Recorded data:

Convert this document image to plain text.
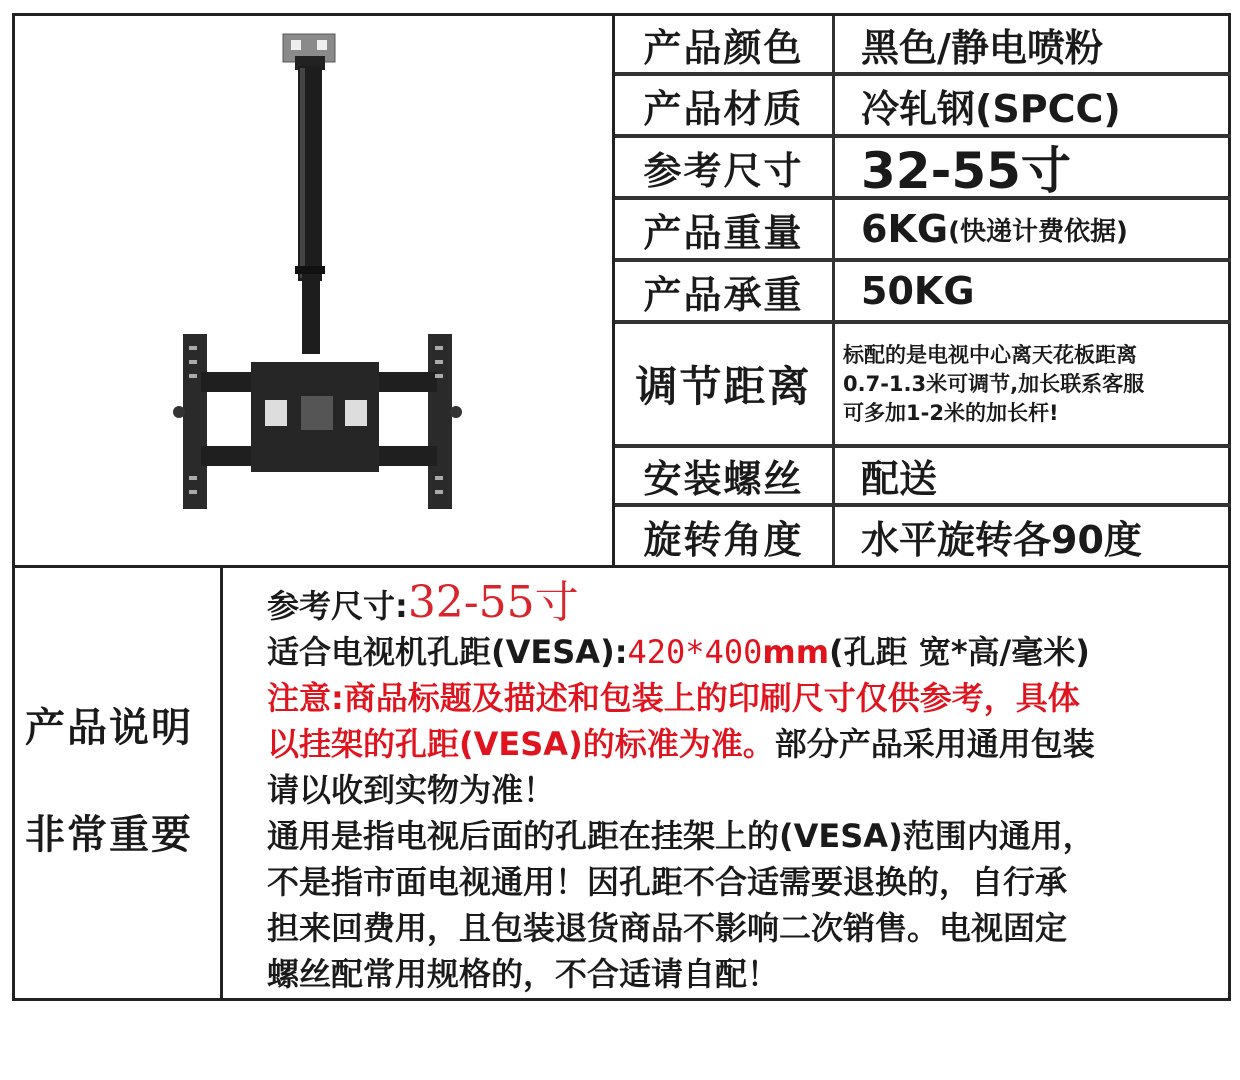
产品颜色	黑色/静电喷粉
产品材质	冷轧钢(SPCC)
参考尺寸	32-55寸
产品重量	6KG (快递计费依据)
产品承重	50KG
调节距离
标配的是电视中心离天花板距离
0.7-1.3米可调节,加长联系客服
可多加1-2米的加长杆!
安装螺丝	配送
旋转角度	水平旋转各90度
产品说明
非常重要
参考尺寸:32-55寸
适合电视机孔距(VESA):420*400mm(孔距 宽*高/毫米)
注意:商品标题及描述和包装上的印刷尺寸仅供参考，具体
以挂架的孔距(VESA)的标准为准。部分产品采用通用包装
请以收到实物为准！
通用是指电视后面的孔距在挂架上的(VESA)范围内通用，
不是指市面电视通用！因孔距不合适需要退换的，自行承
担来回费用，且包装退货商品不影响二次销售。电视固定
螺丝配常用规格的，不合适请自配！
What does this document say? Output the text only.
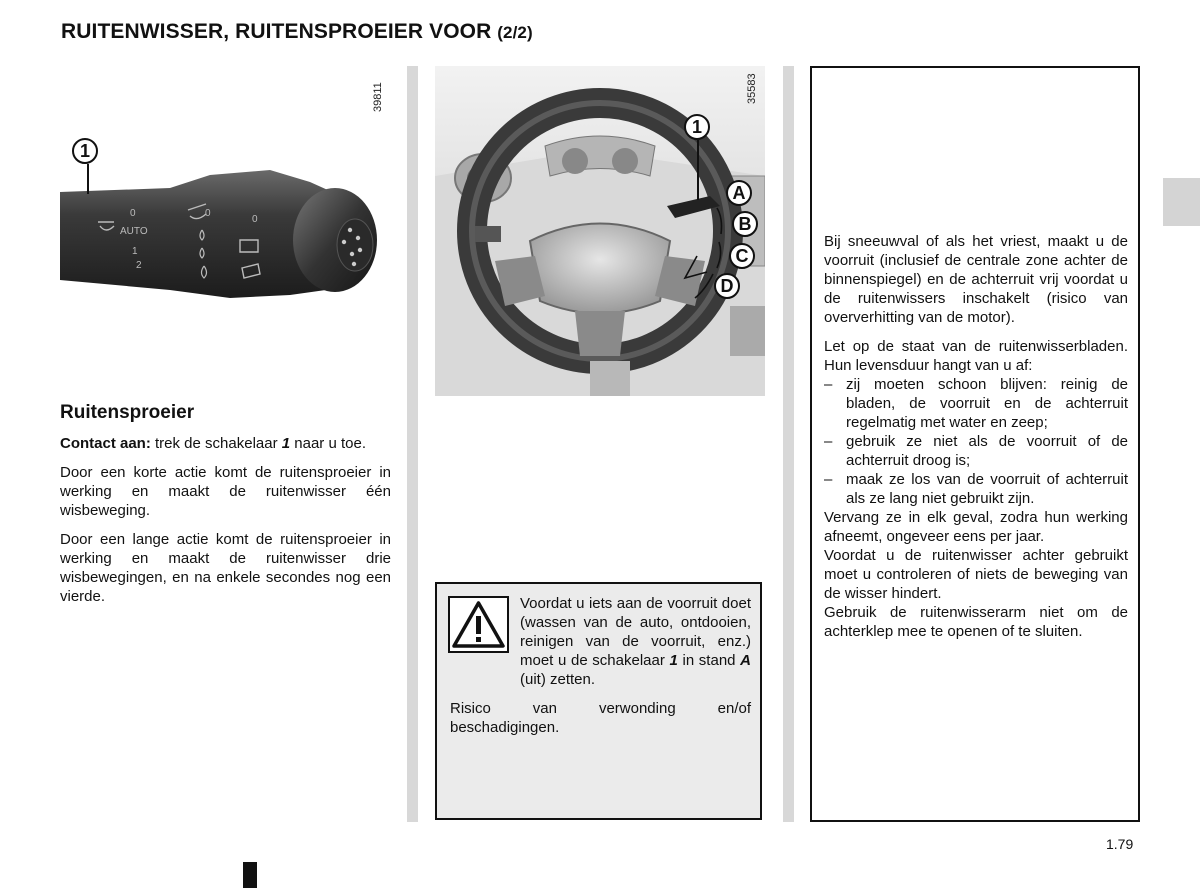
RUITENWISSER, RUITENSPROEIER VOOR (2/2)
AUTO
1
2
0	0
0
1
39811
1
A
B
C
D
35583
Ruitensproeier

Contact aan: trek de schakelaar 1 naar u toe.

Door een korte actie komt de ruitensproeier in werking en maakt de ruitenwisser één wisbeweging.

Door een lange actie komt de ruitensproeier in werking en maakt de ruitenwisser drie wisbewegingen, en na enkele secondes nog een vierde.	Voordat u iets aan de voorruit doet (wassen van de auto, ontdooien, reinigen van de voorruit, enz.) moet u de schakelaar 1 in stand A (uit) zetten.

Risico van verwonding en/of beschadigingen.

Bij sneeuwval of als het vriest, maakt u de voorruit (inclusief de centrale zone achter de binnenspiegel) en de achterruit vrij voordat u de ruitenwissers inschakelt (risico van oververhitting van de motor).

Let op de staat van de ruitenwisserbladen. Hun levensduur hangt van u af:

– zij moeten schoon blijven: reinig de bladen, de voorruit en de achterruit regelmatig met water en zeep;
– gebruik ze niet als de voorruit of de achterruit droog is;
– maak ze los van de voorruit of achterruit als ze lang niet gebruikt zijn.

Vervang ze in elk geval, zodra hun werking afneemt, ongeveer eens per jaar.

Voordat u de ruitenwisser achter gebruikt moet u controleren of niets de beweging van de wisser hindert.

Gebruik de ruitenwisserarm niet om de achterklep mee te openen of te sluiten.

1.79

• [JOB]
From the material above, copy each line that includes the word "achterruit".

• [RESULT]
Bij sneeuwval of als het vriest, maakt u de voorruit (inclusief de centrale zone achter de binnenspiegel) en de achterruit vrij voordat u de ruitenwissers inschakelt (risico van oververhitting van de motor).
– zij moeten schoon blijven: reinig de bladen, de voorruit en de achterruit regelmatig met water en zeep;
– gebruik ze niet als de voorruit of de achterruit droog is;
– maak ze los van de voorruit of achterruit als ze lang niet gebruikt zijn.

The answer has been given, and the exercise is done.